Each entry that follows is to be retyped exactly. Pictures do not belong in the copy.

Begin INFORMATION GIVEN

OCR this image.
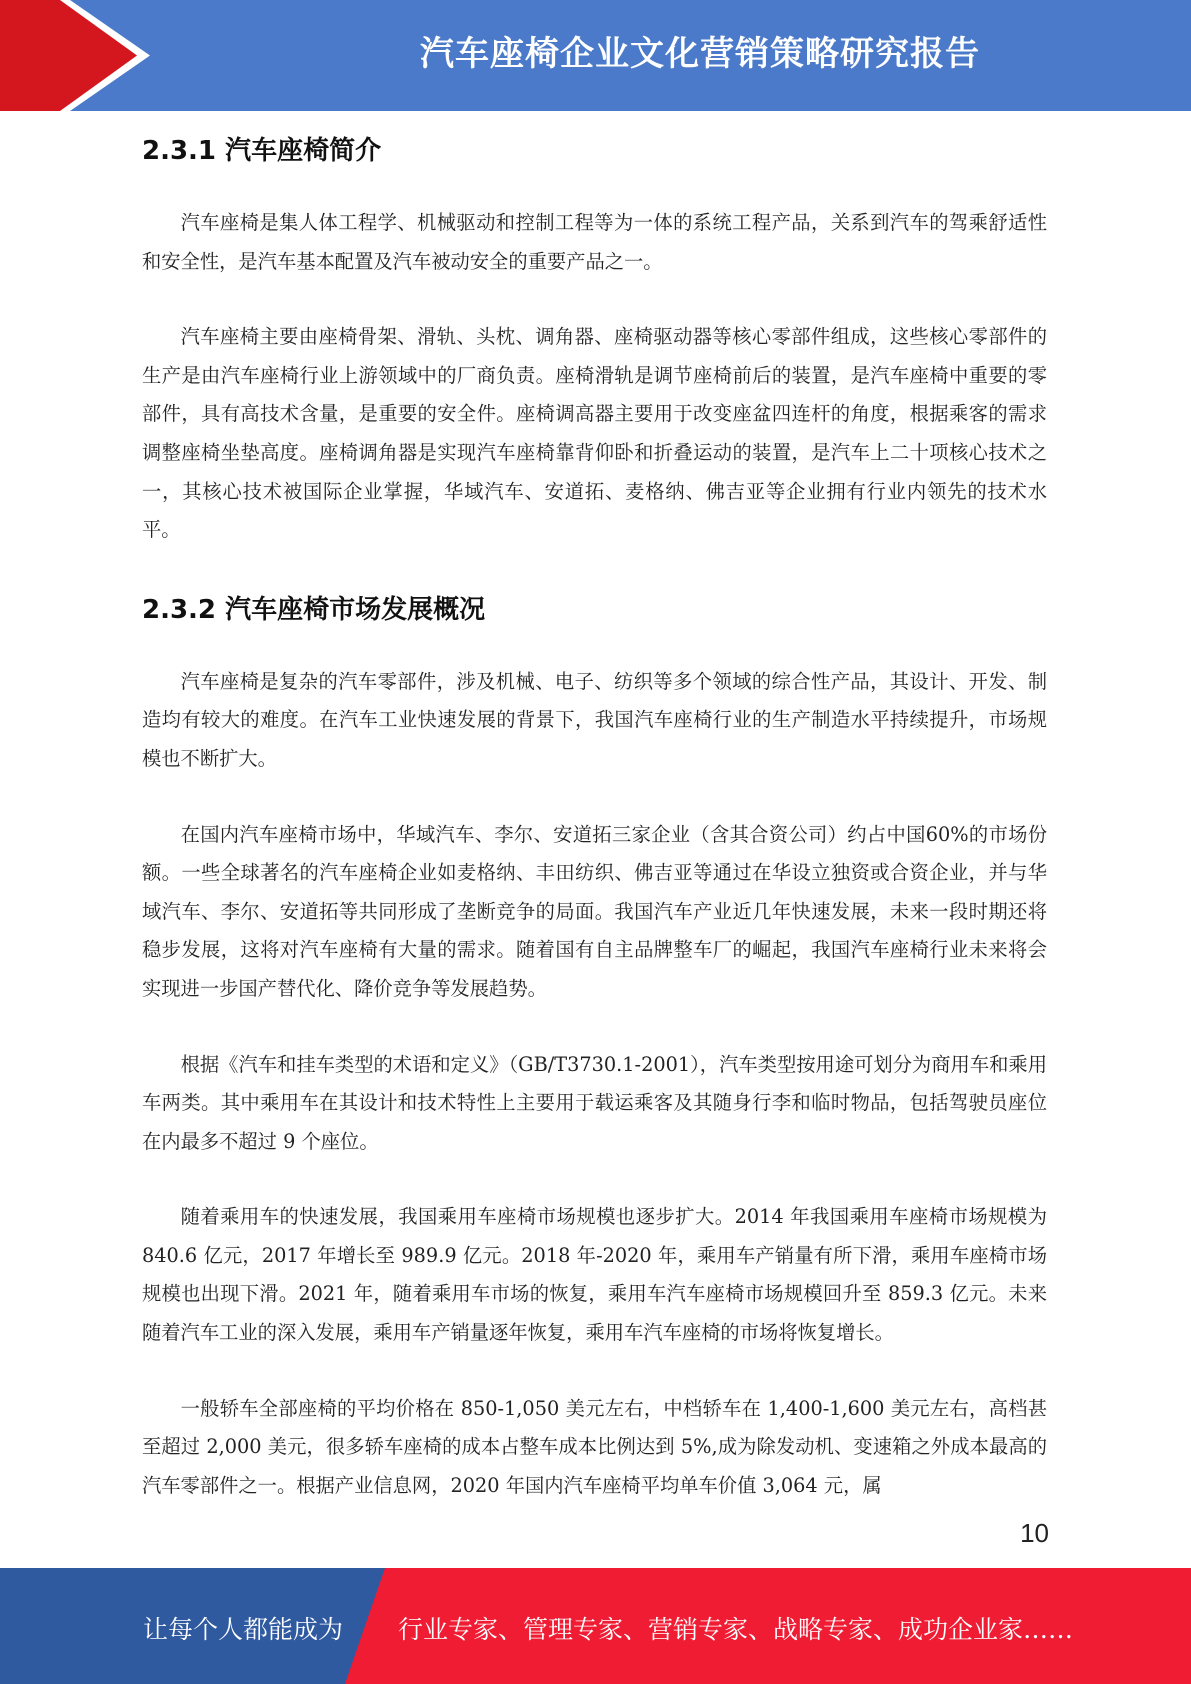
汽车座椅企业文化营销策略研究报告
2.3.1 汽车座椅简介

汽车座椅是集人体工程学、机械驱动和控制工程等为一体的系统工程产品，关系到汽车的驾乘舒适性和安全性，是汽车基本配置及汽车被动安全的重要产品之一。

汽车座椅主要由座椅骨架、滑轨、头枕、调角器、座椅驱动器等核心零部件组成，这些核心零部件的生产是由汽车座椅行业上游领域中的厂商负责。座椅滑轨是调节座椅前后的装置，是汽车座椅中重要的零部件，具有高技术含量，是重要的安全件。座椅调高器主要用于改变座盆四连杆的角度，根据乘客的需求调整座椅坐垫高度。座椅调角器是实现汽车座椅靠背仰卧和折叠运动的装置，是汽车上二十项核心技术之一，其核心技术被国际企业掌握，华域汽车、安道拓、麦格纳、佛吉亚等企业拥有行业内领先的技术水平。

2.3.2 汽车座椅市场发展概况

汽车座椅是复杂的汽车零部件，涉及机械、电子、纺织等多个领域的综合性产品，其设计、开发、制造均有较大的难度。在汽车工业快速发展的背景下，我国汽车座椅行业的生产制造水平持续提升，市场规模也不断扩大。

在国内汽车座椅市场中，华域汽车、李尔、安道拓三家企业（含其合资公司）约占中国60%的市场份额。一些全球著名的汽车座椅企业如麦格纳、丰田纺织、佛吉亚等通过在华设立独资或合资企业，并与华域汽车、李尔、安道拓等共同形成了垄断竞争的局面。我国汽车产业近几年快速发展，未来一段时期还将稳步发展，这将对汽车座椅有大量的需求。随着国有自主品牌整车厂的崛起，我国汽车座椅行业未来将会实现进一步国产替代化、降价竞争等发展趋势。

根据《汽车和挂车类型的术语和定义》（GB/T3730.1-2001），汽车类型按用途可划分为商用车和乘用车两类。其中乘用车在其设计和技术特性上主要用于载运乘客及其随身行李和临时物品，包括驾驶员座位在内最多不超过 9 个座位。

随着乘用车的快速发展，我国乘用车座椅市场规模也逐步扩大。2014 年我国乘用车座椅市场规模为 840.6 亿元，2017 年增长至 989.9 亿元。2018 年-2020 年，乘用车产销量有所下滑，乘用车座椅市场规模也出现下滑。2021 年，随着乘用车市场的恢复，乘用车汽车座椅市场规模回升至 859.3 亿元。未来随着汽车工业的深入发展，乘用车产销量逐年恢复，乘用车汽车座椅的市场将恢复增长。

一般轿车全部座椅的平均价格在 850-1,050 美元左右，中档轿车在 1,400-1,600 美元左右，高档甚至超过 2,000 美元，很多轿车座椅的成本占整车成本比例达到 5%,成为除发动机、变速箱之外成本最高的汽车零部件之一。根据产业信息网，2020 年国内汽车座椅平均单车价值 3,064 元，属

10
让每个人都能成为 行业专家、管理专家、营销专家、战略专家、成功企业家……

End INFORMATION GIVEN

EXERCISE OUTPUT:
OCR this image.
汽车座椅企业文化营销策略研究报告
2.3.1 汽车座椅简介

汽车座椅是集人体工程学、机械驱动和控制工程等为一体的系统工程产品，关系到汽车的驾乘舒适性和安全性，是汽车基本配置及汽车被动安全的重要产品之一。

汽车座椅主要由座椅骨架、滑轨、头枕、调角器、座椅驱动器等核心零部件组成，这些核心零部件的生产是由汽车座椅行业上游领域中的厂商负责。座椅滑轨是调节座椅前后的装置，是汽车座椅中重要的零部件，具有高技术含量，是重要的安全件。座椅调高器主要用于改变座盆四连杆的角度，根据乘客的需求调整座椅坐垫高度。座椅调角器是实现汽车座椅靠背仰卧和折叠运动的装置，是汽车上二十项核心技术之一，其核心技术被国际企业掌握，华域汽车、安道拓、麦格纳、佛吉亚等企业拥有行业内领先的技术水平。

2.3.2 汽车座椅市场发展概况

汽车座椅是复杂的汽车零部件，涉及机械、电子、纺织等多个领域的综合性产品，其设计、开发、制造均有较大的难度。在汽车工业快速发展的背景下，我国汽车座椅行业的生产制造水平持续提升，市场规模也不断扩大。

在国内汽车座椅市场中，华域汽车、李尔、安道拓三家企业（含其合资公司）约占中国60%的市场份额。一些全球著名的汽车座椅企业如麦格纳、丰田纺织、佛吉亚等通过在华设立独资或合资企业，并与华域汽车、李尔、安道拓等共同形成了垄断竞争的局面。我国汽车产业近几年快速发展，未来一段时期还将稳步发展，这将对汽车座椅有大量的需求。随着国有自主品牌整车厂的崛起，我国汽车座椅行业未来将会实现进一步国产替代化、降价竞争等发展趋势。

根据《汽车和挂车类型的术语和定义》（GB/T3730.1-2001），汽车类型按用途可划分为商用车和乘用车两类。其中乘用车在其设计和技术特性上主要用于载运乘客及其随身行李和临时物品，包括驾驶员座位在内最多不超过 9 个座位。

随着乘用车的快速发展，我国乘用车座椅市场规模也逐步扩大。2014 年我国乘用车座椅市场规模为 840.6 亿元，2017 年增长至 989.9 亿元。2018 年-2020 年，乘用车产销量有所下滑，乘用车座椅市场规模也出现下滑。2021 年，随着乘用车市场的恢复，乘用车汽车座椅市场规模回升至 859.3 亿元。未来随着汽车工业的深入发展，乘用车产销量逐年恢复，乘用车汽车座椅的市场将恢复增长。

一般轿车全部座椅的平均价格在 850-1,050 美元左右，中档轿车在 1,400-1,600 美元左右，高档甚至超过 2,000 美元，很多轿车座椅的成本占整车成本比例达到 5%,成为除发动机、变速箱之外成本最高的汽车零部件之一。根据产业信息网，2020 年国内汽车座椅平均单车价值 3,064 元，属

10
让每个人都能成为 行业专家、管理专家、营销专家、战略专家、成功企业家……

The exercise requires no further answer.